-- begin Records for processing --
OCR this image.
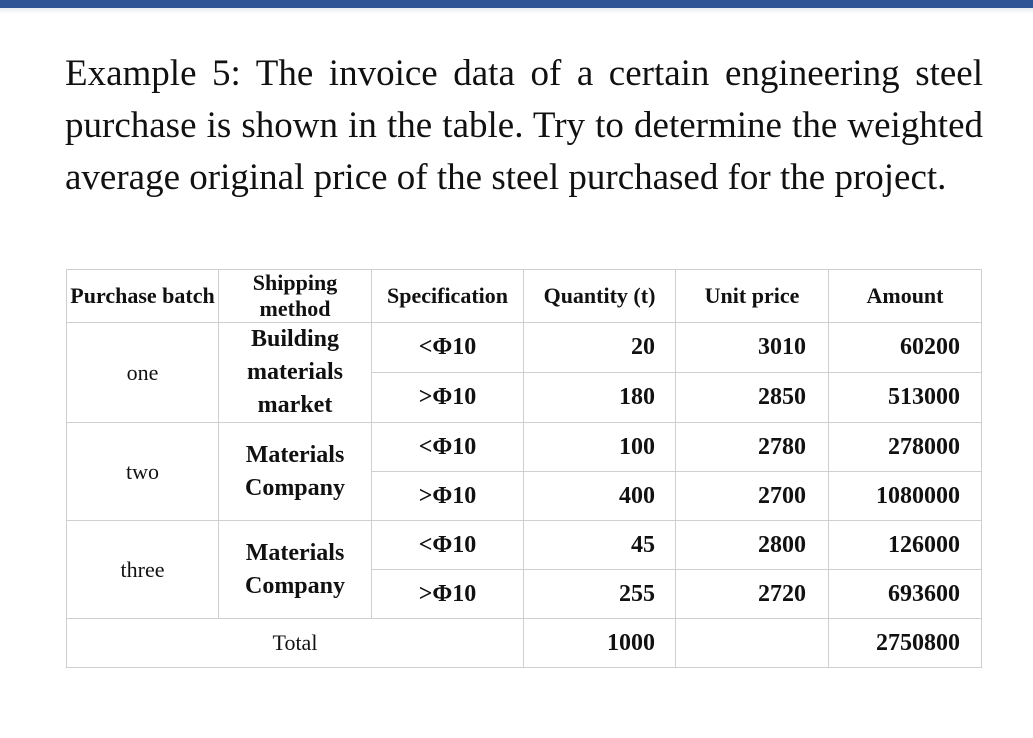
Example 5: The invoice data of a certain engineering steel purchase is shown in the table. Try to determine the weighted average original price of the steel purchased for the project.

Purchase batch	Shipping method	Specification	Quantity (t)	Unit price	Amount
one	Building materials market	<Φ10	20	3010	60200
		>Φ10	180	2850	513000
two	Materials Company	<Φ10	100	2780	278000
		>Φ10	400	2700	1080000
three	Materials Company	<Φ10	45	2800	126000
		>Φ10	255	2720	693600
Total			1000		2750800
-- end Records for processing --
## Work instructions
Copy out every line of the listing that includes the string "price".

## Answer for the task
Example 5: The invoice data of a certain engineering steel purchase is shown in the table. Try to determine the weighted average original price of the steel purchased for the project.
Purchase batch	Shipping method	Specification	Quantity (t)	Unit price	Amount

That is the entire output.